*Data extracted from a collection:*
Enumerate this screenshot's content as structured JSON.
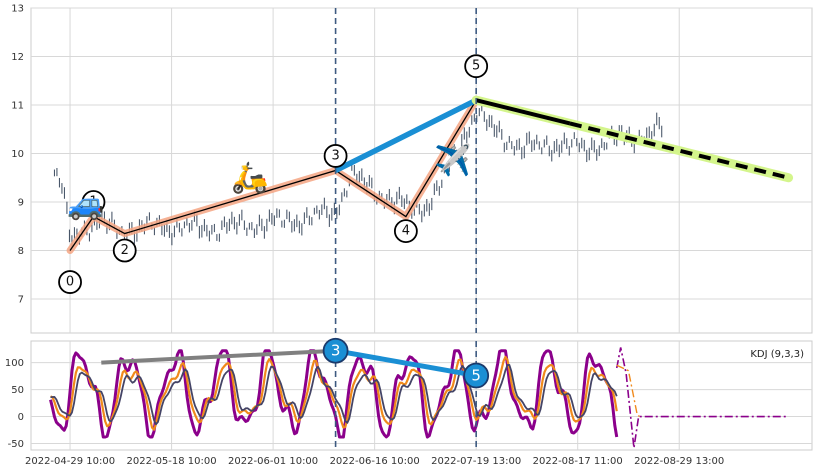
{
  "chart_data": [
    {
      "type": "candlestick",
      "panel": "price",
      "ylim": [
        6.3,
        13.0
      ],
      "y_ticks": [
        7,
        8,
        9,
        10,
        11,
        12,
        13
      ],
      "grid": true,
      "price_path": [
        [
          -2,
          9.6
        ],
        [
          -1,
          9.3
        ],
        [
          0,
          8.2
        ],
        [
          2,
          8.5
        ],
        [
          4,
          8.6
        ],
        [
          6,
          8.4
        ],
        [
          12,
          8.5
        ],
        [
          18,
          8.45
        ],
        [
          24,
          8.55
        ],
        [
          30,
          8.65
        ],
        [
          34,
          8.8
        ],
        [
          36,
          9.6
        ],
        [
          38,
          9.3
        ],
        [
          42,
          9.0
        ],
        [
          44,
          8.8
        ],
        [
          46,
          9.0
        ],
        [
          48,
          9.5
        ],
        [
          50,
          10.2
        ],
        [
          52,
          10.9
        ],
        [
          54,
          10.5
        ],
        [
          58,
          10.1
        ],
        [
          62,
          10.2
        ],
        [
          66,
          10.1
        ],
        [
          70,
          10.3
        ],
        [
          74,
          10.4
        ],
        [
          76,
          10.5
        ]
      ],
      "elliott_waves": {
        "points": [
          [
            0,
            8.0
          ],
          [
            3,
            8.7
          ],
          [
            7,
            8.35
          ],
          [
            34,
            9.65
          ],
          [
            43,
            8.7
          ],
          [
            52,
            11.1
          ]
        ],
        "labels": [
          "0",
          "1",
          "2",
          "3",
          "4",
          "5"
        ],
        "label_points": [
          [
            0,
            7.35
          ],
          [
            3,
            9.0
          ],
          [
            7,
            8.0
          ],
          [
            34,
            9.95
          ],
          [
            43,
            8.4
          ],
          [
            52,
            11.8
          ]
        ],
        "line_color": "#000000",
        "highlight_color": "#f4a582"
      },
      "trend_line": {
        "points": [
          [
            34,
            9.65
          ],
          [
            52,
            11.1
          ]
        ],
        "color": "#1a8fd4"
      },
      "projection": {
        "points": [
          [
            52,
            11.1
          ],
          [
            92,
            9.5
          ]
        ],
        "solid_until": 64,
        "line_color": "#000000",
        "highlight_color": "#d4f58c"
      },
      "vlines_x": [
        34,
        52
      ],
      "icons": [
        {
          "name": "car",
          "glyph": "🚙",
          "x": 2,
          "y": 8.95
        },
        {
          "name": "scooter",
          "glyph": "🛵",
          "x": 23,
          "y": 9.5
        },
        {
          "name": "airplane",
          "glyph": "✈️",
          "x": 49,
          "y": 9.85
        }
      ]
    },
    {
      "type": "line",
      "panel": "indicator",
      "ylim": [
        -62,
        140
      ],
      "y_ticks": [
        -50,
        0,
        50,
        100
      ],
      "legend": "KDJ (9,3,3)",
      "legend_position": "top-right",
      "series": [
        {
          "name": "J",
          "color": "#8b008b"
        },
        {
          "name": "K",
          "color": "#f08a1c"
        },
        {
          "name": "D",
          "color": "#444466"
        }
      ],
      "grey_line": {
        "points": [
          [
            4,
            100
          ],
          [
            34,
            122
          ]
        ],
        "color": "#808080"
      },
      "trend_line": {
        "points": [
          [
            34,
            122
          ],
          [
            52,
            76
          ]
        ],
        "color": "#1a8fd4"
      },
      "markers": [
        {
          "label": "3",
          "x": 34,
          "y": 122
        },
        {
          "label": "5",
          "x": 52,
          "y": 76
        }
      ],
      "forecast_tail": {
        "x_start": 70,
        "x_end": 92,
        "value": 0
      }
    }
  ],
  "x_axis": {
    "range": [
      -5,
      95
    ],
    "tick_positions": [
      0,
      13,
      26,
      39,
      52,
      65,
      78
    ],
    "tick_labels": [
      "2022-04-29 10:00",
      "2022-05-18 10:00",
      "2022-06-01 10:00",
      "2022-06-16 10:00",
      "2022-07-19 13:00",
      "2022-08-17 11:00",
      "2022-08-29 13:00"
    ]
  },
  "colors": {
    "candle": "#3b4a5e",
    "grid": "#d8d8d8",
    "vline": "#3d5a80"
  }
}
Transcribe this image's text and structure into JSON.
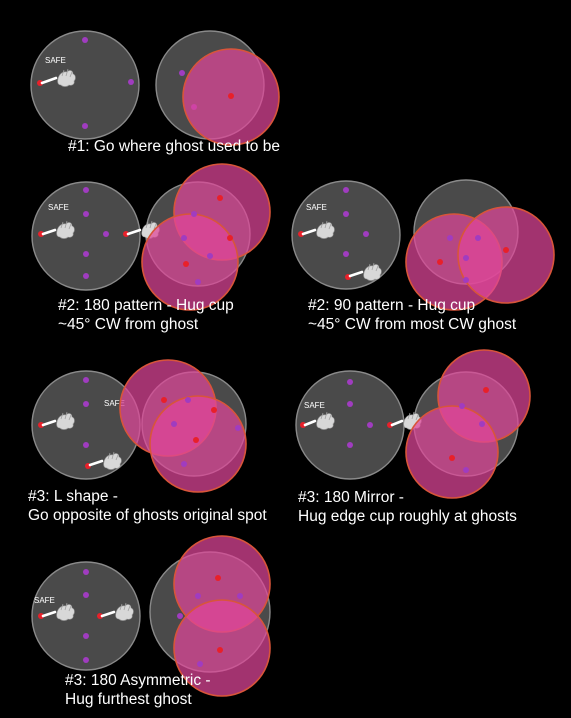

*Written instruction:* All of the data above should be transcribed verbatim, with pictures omitted.

*Task result:*
Enumerate this screenshot's content as structured JSON.
{
  "chart_data": [
    {
      "type": "candlestick",
      "panel": "price",
      "ylim": [
        6.3,
        13.0
      ],
      "y_ticks": [
        7,
        8,
        9,
        10,
        11,
        12,
        13
      ],
      "grid": true,
      "price_path": [
        [
          -2,
          9.6
        ],
        [
          -1,
          9.3
        ],
        [
          0,
          8.2
        ],
        [
          2,
          8.5
        ],
        [
          4,
          8.6
        ],
        [
          6,
          8.4
        ],
        [
          12,
          8.5
        ],
        [
          18,
          8.45
        ],
        [
          24,
          8.55
        ],
        [
          30,
          8.65
        ],
        [
          34,
          8.8
        ],
        [
          36,
          9.6
        ],
        [
          38,
          9.3
        ],
        [
          42,
          9.0
        ],
        [
          44,
          8.8
        ],
        [
          46,
          9.0
        ],
        [
          48,
          9.5
        ],
        [
          50,
          10.2
        ],
        [
          52,
          10.9
        ],
        [
          54,
          10.5
        ],
        [
          58,
          10.1
        ],
        [
          62,
          10.2
        ],
        [
          66,
          10.1
        ],
        [
          70,
          10.3
        ],
        [
          74,
          10.4
        ],
        [
          76,
          10.5
        ]
      ],
      "elliott_waves": {
        "points": [
          [
            0,
            8.0
          ],
          [
            3,
            8.7
          ],
          [
            7,
            8.35
          ],
          [
            34,
            9.65
          ],
          [
            43,
            8.7
          ],
          [
            52,
            11.1
          ]
        ],
        "labels": [
          "0",
          "1",
          "2",
          "3",
          "4",
          "5"
        ],
        "label_points": [
          [
            0,
            7.35
          ],
          [
            3,
            9.0
          ],
          [
            7,
            8.0
          ],
          [
            34,
            9.95
          ],
          [
            43,
            8.4
          ],
          [
            52,
            11.8
          ]
        ],
        "line_color": "#000000",
        "highlight_color": "#f4a582"
      },
      "trend_line": {
        "points": [
          [
            34,
            9.65
          ],
          [
            52,
            11.1
          ]
        ],
        "color": "#1a8fd4"
      },
      "projection": {
        "points": [
          [
            52,
            11.1
          ],
          [
            92,
            9.5
          ]
        ],
        "solid_until": 64,
        "line_color": "#000000",
        "highlight_color": "#d4f58c"
      },
      "vlines_x": [
        34,
        52
      ],
      "icons": [
        {
          "name": "car",
          "glyph": "🚙",
          "x": 2,
          "y": 8.95
        },
        {
          "name": "scooter",
          "glyph": "🛵",
          "x": 23,
          "y": 9.5
        },
        {
          "name": "airplane",
          "glyph": "✈️",
          "x": 49,
          "y": 9.85
        }
      ]
    },
    {
      "type": "line",
      "panel": "indicator",
      "ylim": [
        -62,
        140
      ],
      "y_ticks": [
        -50,
        0,
        50,
        100
      ],
      "legend": "KDJ (9,3,3)",
      "legend_position": "top-right",
      "series": [
        {
          "name": "J",
          "color": "#8b008b"
        },
        {
          "name": "K",
          "color": "#f08a1c"
        },
        {
          "name": "D",
          "color": "#444466"
        }
      ],
      "grey_line": {
        "points": [
          [
            4,
            100
          ],
          [
            34,
            122
          ]
        ],
        "color": "#808080"
      },
      "trend_line": {
        "points": [
          [
            34,
            122
          ],
          [
            52,
            76
          ]
        ],
        "color": "#1a8fd4"
      },
      "markers": [
        {
          "label": "3",
          "x": 34,
          "y": 122
        },
        {
          "label": "5",
          "x": 52,
          "y": 76
        }
      ],
      "forecast_tail": {
        "x_start": 70,
        "x_end": 92,
        "value": 0
      }
    }
  ],
  "x_axis": {
    "range": [
      -5,
      95
    ],
    "tick_positions": [
      0,
      13,
      26,
      39,
      52,
      65,
      78
    ],
    "tick_labels": [
      "2022-04-29 10:00",
      "2022-05-18 10:00",
      "2022-06-01 10:00",
      "2022-06-16 10:00",
      "2022-07-19 13:00",
      "2022-08-17 11:00",
      "2022-08-29 13:00"
    ]
  },
  "colors": {
    "candle": "#3b4a5e",
    "grid": "#d8d8d8",
    "vline": "#3d5a80"
  }
}
Transcribe this image's text and structure into JSON.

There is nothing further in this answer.